**Exercise objective:** Wherever the word "Online" appears in the entries, copy the whole line.

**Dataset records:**
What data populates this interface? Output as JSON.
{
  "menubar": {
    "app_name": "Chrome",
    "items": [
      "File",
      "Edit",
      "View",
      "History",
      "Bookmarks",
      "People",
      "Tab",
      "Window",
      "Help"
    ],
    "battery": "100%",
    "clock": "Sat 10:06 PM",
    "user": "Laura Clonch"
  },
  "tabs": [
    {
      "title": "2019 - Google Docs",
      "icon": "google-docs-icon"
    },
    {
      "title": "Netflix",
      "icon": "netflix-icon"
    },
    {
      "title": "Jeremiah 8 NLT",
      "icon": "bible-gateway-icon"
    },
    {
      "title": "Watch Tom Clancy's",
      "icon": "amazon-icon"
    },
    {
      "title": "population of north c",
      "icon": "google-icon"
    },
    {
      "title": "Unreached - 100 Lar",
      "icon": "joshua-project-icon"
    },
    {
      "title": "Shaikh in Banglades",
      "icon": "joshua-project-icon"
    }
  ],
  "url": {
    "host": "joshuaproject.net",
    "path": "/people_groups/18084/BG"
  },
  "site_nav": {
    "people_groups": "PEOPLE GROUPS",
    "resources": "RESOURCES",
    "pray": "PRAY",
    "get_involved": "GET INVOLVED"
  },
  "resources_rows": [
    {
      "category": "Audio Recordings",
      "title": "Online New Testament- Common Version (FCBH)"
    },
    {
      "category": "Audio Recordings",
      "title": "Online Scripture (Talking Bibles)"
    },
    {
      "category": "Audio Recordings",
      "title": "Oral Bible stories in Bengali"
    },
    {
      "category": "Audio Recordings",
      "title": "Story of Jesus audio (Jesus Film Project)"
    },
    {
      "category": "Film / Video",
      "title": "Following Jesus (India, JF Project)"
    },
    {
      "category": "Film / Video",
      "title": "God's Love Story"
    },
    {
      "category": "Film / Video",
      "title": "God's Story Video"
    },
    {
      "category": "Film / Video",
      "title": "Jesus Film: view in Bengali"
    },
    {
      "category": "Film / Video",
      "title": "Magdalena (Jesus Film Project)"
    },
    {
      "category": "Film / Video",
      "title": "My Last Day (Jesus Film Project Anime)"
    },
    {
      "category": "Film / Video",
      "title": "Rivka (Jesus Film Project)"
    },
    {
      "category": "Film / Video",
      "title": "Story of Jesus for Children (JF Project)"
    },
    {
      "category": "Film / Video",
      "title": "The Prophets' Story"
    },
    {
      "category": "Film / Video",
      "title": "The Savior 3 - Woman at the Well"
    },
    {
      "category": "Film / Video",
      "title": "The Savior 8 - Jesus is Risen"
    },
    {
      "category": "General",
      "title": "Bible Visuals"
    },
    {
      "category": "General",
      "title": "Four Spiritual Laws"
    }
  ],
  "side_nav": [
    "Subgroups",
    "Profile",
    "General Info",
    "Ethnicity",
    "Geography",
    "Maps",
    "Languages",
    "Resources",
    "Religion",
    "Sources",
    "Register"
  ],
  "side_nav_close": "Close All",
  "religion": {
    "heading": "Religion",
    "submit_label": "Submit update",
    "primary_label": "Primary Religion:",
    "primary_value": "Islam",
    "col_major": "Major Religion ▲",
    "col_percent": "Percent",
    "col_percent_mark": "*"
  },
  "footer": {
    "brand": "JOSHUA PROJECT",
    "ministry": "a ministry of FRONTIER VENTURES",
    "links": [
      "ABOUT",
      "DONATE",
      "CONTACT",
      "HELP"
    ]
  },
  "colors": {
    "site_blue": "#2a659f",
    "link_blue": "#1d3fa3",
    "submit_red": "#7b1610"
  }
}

**Result of this task:**
      "title": "Online New Testament- Common Version (FCBH)"
      "title": "Online Scripture (Talking Bibles)"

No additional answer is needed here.